• Exercise aim: Find how many lines in the data below include the word "gádžovsky", then write only that number.

Chart and figure data:
▬▬▬▬▬▬
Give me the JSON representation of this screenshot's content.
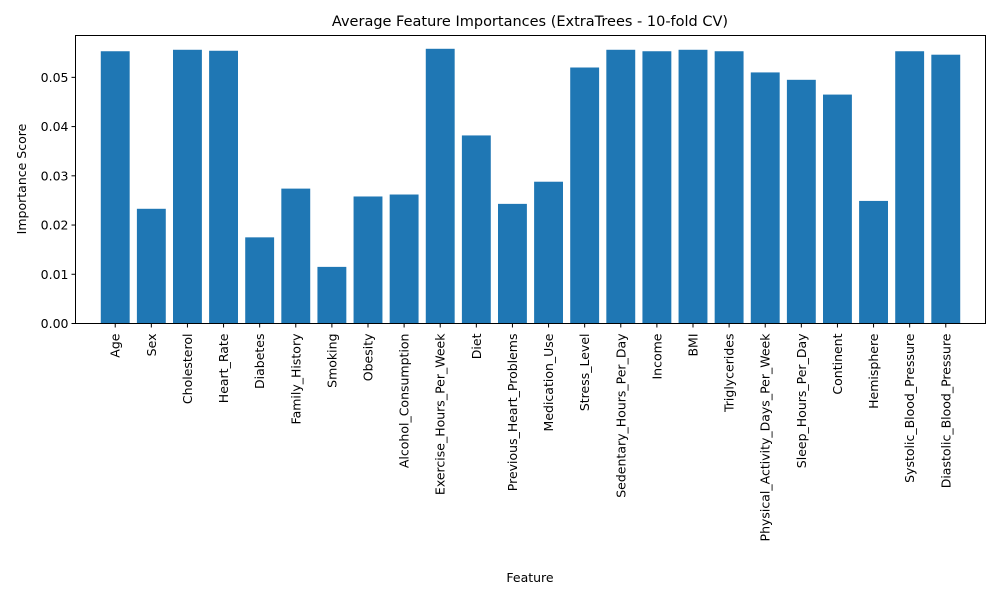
{
  "chart_data": {
    "type": "bar",
    "title": "Average Feature Importances (ExtraTrees - 10-fold CV)",
    "xlabel": "Feature",
    "ylabel": "Importance Score",
    "ylim": [
      0,
      0.0585
    ],
    "yticks": [
      0.0,
      0.01,
      0.02,
      0.03,
      0.04,
      0.05
    ],
    "ytick_labels": [
      "0.00",
      "0.01",
      "0.02",
      "0.03",
      "0.04",
      "0.05"
    ],
    "grid": false,
    "legend": "none",
    "color": "#1f77b4",
    "categories": [
      "Age",
      "Sex",
      "Cholesterol",
      "Heart_Rate",
      "Diabetes",
      "Family_History",
      "Smoking",
      "Obesity",
      "Alcohol_Consumption",
      "Exercise_Hours_Per_Week",
      "Diet",
      "Previous_Heart_Problems",
      "Medication_Use",
      "Stress_Level",
      "Sedentary_Hours_Per_Day",
      "Income",
      "BMI",
      "Triglycerides",
      "Physical_Activity_Days_Per_Week",
      "Sleep_Hours_Per_Day",
      "Continent",
      "Hemisphere",
      "Systolic_Blood_Pressure",
      "Diastolic_Blood_Pressure"
    ],
    "values": [
      0.0553,
      0.0233,
      0.0556,
      0.0554,
      0.0175,
      0.0274,
      0.0115,
      0.0258,
      0.0262,
      0.0558,
      0.0382,
      0.0243,
      0.0288,
      0.052,
      0.0556,
      0.0553,
      0.0556,
      0.0553,
      0.051,
      0.0495,
      0.0465,
      0.0249,
      0.0553,
      0.0546
    ]
  }
}
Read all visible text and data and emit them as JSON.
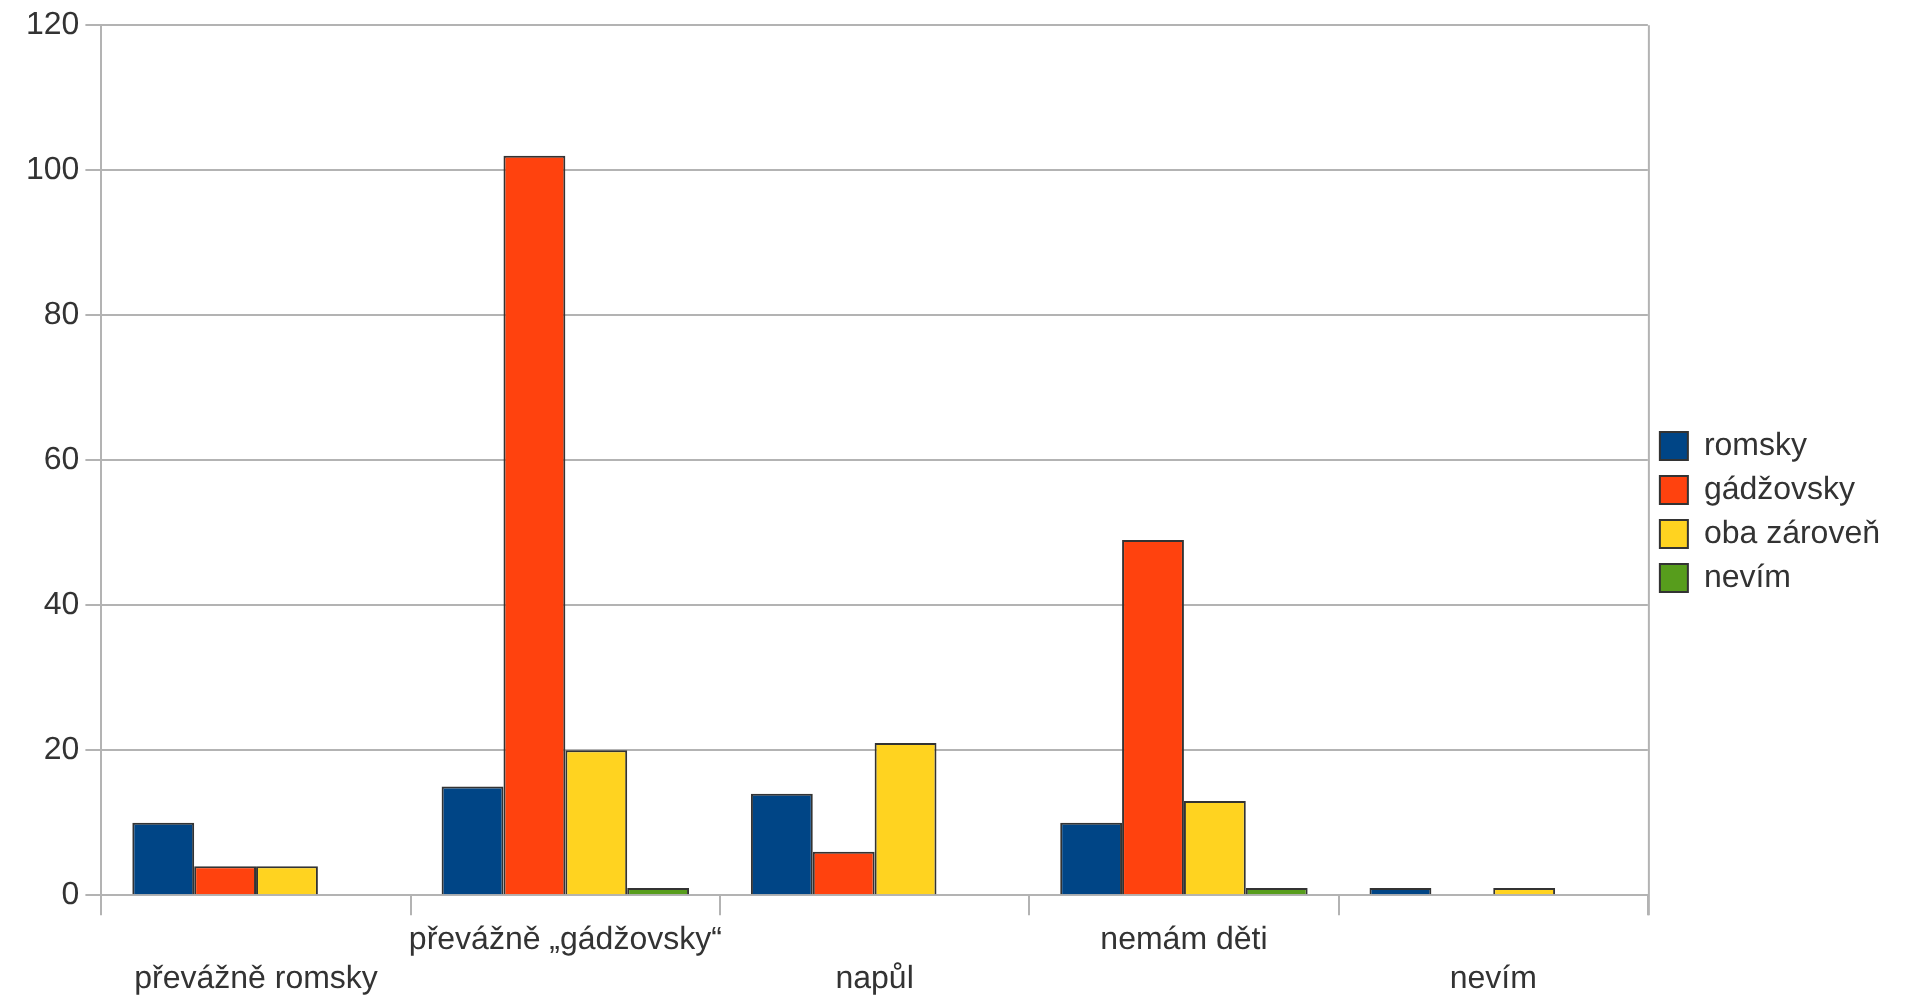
{
  "chart_data": {
    "type": "bar",
    "categories": [
      "převážně romsky",
      "převážně „gádžovsky“",
      "napůl",
      "nemám děti",
      "nevím"
    ],
    "series": [
      {
        "name": "romsky",
        "color": "#004586",
        "values": [
          10,
          15,
          14,
          10,
          1
        ]
      },
      {
        "name": "gádžovsky",
        "color": "#ff420e",
        "values": [
          4,
          102,
          6,
          49,
          null
        ]
      },
      {
        "name": "oba zároveň",
        "color": "#ffd320",
        "values": [
          4,
          20,
          21,
          13,
          1
        ]
      },
      {
        "name": "nevím",
        "color": "#579d1c",
        "values": [
          null,
          1,
          null,
          1,
          null
        ]
      }
    ],
    "ylim": [
      0,
      120
    ],
    "yticks": [
      0,
      20,
      40,
      60,
      80,
      100,
      120
    ],
    "grid": "y",
    "legend": "right"
  }
}
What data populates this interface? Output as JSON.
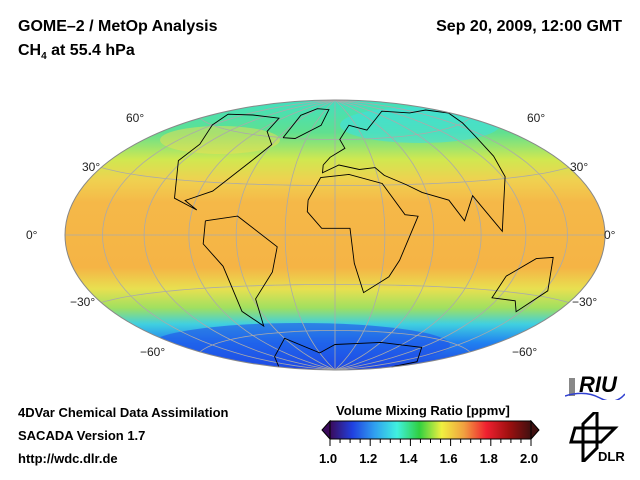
▬▬▬▬▬▬
• Solution to the problem: 2